> [Task 1]
In the forum thread about direction software for a Palm PDA, which website does johnnyburst79 suggest using?
> [Task 2]
Extend the forum thread about direction software for a Palm PDA, picking up right after its last line.

# Mapquest sorta for PDA



## Fyzbo (Feb 6, 2002)

I have a palm pda and I was wondering if there is software out there that will work like mapquest does. You put in two addresses and it provides step by step directions. I know the database must be huge, but that is what SD cards are for. I have been searching and most of the stuff I find is for a GPS locator, I don't have one and do not plan on paying for one. So any suggestions?


----------



## johnnyburst79 (Aug 16, 2005)

Do you have webaccess? I think the maps would be quite large and not fit on an SD card. You could access maps.google.com I would think.


----------



## Fyzbo (Feb 6, 2002)

I don't have internet access while driving in a car. If they can make software that can show you a map of where you are based on a GPS location why not based on an address?


----------



## StumpedTechy (Jul 7, 2004)

Element and region data:
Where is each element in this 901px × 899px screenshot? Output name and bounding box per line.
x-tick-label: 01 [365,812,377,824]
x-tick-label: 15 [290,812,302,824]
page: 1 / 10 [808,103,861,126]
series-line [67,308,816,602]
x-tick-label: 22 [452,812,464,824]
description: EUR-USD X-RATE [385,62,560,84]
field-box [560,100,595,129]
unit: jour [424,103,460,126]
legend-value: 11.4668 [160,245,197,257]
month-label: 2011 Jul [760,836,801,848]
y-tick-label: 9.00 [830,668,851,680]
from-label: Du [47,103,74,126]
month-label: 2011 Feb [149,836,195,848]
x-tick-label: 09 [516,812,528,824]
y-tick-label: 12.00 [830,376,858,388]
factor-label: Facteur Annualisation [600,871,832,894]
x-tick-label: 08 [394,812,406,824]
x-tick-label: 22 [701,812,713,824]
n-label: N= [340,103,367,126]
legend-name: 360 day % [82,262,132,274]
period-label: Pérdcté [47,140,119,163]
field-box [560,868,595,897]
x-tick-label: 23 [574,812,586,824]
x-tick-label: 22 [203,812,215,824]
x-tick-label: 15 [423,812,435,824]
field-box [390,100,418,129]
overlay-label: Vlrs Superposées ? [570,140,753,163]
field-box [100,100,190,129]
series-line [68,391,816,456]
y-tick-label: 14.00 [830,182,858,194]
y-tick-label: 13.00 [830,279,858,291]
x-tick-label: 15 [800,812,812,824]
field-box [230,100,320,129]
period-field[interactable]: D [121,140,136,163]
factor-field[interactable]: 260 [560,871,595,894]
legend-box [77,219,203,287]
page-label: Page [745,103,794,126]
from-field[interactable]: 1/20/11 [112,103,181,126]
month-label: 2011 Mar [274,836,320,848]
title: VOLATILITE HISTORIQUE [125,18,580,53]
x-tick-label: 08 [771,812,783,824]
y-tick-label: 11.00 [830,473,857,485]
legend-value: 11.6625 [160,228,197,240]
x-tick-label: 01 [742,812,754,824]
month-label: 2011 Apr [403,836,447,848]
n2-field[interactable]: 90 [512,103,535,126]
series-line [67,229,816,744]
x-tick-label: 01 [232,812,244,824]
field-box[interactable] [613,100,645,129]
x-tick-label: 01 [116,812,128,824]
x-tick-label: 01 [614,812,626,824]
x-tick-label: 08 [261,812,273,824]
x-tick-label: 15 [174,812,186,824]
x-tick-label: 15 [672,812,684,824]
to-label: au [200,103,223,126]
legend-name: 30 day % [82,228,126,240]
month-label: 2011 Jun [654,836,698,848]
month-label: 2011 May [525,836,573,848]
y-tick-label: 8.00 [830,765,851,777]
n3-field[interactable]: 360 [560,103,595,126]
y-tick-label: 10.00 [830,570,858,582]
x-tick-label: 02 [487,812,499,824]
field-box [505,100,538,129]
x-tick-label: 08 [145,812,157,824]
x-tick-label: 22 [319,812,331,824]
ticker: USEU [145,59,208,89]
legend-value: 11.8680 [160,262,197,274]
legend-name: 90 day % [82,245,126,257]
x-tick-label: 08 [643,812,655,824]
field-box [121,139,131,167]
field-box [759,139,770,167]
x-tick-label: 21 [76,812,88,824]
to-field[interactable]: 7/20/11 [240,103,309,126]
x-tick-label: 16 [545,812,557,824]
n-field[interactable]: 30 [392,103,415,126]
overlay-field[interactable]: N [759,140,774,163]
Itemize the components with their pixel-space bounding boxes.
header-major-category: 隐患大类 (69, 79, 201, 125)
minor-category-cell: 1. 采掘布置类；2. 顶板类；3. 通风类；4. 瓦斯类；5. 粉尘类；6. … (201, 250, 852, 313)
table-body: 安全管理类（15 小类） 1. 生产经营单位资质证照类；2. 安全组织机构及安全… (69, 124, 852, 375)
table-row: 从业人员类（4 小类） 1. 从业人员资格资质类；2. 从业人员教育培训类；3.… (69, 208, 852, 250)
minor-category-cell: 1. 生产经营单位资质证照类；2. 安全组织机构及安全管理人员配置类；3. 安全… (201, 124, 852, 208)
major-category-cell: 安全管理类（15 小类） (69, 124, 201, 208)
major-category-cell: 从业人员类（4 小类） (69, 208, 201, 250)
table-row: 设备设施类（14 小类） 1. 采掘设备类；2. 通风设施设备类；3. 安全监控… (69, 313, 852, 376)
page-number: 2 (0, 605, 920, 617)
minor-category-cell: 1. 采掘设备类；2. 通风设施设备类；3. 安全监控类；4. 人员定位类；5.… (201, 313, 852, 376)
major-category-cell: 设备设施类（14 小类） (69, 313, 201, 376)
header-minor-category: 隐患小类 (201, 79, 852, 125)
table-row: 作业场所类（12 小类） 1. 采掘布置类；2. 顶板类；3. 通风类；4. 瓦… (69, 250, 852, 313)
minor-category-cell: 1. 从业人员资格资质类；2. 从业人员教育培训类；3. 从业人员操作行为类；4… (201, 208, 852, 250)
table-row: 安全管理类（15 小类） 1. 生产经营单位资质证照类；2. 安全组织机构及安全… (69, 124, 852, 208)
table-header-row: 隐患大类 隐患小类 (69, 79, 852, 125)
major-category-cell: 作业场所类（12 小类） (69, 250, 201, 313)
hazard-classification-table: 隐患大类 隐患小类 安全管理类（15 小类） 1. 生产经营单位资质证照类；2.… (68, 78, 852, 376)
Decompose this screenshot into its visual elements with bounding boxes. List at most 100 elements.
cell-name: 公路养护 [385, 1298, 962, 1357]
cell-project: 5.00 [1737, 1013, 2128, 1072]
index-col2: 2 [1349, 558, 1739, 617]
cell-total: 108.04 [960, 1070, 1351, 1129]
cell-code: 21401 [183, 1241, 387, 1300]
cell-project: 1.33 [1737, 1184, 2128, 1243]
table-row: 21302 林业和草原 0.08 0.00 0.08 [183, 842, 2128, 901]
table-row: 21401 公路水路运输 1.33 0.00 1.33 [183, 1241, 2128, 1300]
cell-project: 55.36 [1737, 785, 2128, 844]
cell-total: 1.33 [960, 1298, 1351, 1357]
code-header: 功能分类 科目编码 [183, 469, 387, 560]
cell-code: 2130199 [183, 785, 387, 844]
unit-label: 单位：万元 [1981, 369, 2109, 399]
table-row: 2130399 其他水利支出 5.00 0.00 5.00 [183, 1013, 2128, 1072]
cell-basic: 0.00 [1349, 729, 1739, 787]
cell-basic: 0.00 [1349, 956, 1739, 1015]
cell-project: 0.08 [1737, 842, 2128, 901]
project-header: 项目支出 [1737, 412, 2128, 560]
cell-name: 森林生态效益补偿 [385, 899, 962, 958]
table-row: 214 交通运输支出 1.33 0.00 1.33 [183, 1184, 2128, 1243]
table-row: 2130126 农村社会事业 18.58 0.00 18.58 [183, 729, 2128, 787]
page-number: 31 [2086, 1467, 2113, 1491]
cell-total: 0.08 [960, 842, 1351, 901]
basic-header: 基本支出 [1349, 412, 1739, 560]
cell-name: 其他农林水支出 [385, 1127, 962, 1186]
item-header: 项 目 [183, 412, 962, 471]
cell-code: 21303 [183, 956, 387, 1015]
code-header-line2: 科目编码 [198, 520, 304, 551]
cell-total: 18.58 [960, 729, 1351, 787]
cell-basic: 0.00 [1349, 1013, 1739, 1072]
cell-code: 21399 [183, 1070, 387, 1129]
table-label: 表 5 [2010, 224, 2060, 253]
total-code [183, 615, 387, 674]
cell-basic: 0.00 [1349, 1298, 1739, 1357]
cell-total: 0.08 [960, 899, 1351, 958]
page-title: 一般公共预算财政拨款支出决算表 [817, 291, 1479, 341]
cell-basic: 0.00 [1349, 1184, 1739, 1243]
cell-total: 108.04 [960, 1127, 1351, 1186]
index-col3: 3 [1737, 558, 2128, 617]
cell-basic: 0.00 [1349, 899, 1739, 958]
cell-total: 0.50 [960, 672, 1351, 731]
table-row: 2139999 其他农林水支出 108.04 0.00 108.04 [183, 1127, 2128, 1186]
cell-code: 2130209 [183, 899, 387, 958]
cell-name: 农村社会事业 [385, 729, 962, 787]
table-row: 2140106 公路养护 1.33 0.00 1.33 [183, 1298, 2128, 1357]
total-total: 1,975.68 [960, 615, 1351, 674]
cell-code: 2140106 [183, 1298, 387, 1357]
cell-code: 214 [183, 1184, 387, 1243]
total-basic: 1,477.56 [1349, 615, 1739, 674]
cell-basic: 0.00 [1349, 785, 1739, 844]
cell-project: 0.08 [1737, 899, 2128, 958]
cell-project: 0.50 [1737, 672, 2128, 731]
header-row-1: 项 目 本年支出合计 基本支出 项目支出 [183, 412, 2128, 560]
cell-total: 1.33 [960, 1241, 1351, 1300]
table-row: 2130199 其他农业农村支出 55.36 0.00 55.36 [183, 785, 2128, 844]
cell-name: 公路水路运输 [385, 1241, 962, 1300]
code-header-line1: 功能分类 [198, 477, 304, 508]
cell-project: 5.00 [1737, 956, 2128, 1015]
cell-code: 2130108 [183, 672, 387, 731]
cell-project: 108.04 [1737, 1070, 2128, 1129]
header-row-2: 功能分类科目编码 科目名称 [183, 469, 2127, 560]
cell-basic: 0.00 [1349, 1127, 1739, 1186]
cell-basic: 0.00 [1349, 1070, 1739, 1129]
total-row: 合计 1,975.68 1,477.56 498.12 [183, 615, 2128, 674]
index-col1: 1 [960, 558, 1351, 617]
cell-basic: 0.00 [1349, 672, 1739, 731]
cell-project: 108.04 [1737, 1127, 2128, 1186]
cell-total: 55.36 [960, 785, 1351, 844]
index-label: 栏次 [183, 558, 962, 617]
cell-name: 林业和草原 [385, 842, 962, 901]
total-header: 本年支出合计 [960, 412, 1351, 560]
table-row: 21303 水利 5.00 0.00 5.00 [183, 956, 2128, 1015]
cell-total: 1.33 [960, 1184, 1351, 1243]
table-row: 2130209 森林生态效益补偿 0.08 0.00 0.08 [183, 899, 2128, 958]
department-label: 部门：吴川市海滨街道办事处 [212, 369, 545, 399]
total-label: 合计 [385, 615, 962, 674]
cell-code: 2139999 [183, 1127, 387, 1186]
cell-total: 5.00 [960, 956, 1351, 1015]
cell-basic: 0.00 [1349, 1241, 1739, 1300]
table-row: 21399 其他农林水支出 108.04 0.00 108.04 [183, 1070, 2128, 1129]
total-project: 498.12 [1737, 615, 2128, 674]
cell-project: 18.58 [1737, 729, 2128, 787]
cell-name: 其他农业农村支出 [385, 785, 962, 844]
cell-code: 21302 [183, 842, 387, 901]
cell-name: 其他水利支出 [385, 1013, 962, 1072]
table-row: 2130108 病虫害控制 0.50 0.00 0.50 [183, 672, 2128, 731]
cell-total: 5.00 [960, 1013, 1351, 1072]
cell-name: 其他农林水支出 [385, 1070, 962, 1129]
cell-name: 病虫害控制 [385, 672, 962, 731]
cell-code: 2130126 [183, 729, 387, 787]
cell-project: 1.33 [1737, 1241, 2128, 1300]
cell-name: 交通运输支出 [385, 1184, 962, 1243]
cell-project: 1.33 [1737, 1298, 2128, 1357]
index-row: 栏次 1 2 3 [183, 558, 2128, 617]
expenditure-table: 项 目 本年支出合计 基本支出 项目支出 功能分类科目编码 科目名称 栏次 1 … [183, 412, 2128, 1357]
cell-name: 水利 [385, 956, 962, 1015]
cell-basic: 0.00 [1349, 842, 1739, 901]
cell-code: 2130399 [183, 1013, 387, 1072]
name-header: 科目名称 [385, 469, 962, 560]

> [Right answer 1]
maps.google.com

> [Right answer 2]
You can use most GPS software without a GPS locator and it will show you the final destination.. it just won't give you real time driving directions. All you do is set your home to be the address your at and then map to whichever address is in the DB. it gives you a starting port and an ending point.

Also mapquest does give a PDA version - http://www.mapquest.com/pda/ - though this has no to and from address.

Another thing is if you get Avantgo this will allow you to sync the mapquest information of the non dumbed down PDA version directly to your PDA.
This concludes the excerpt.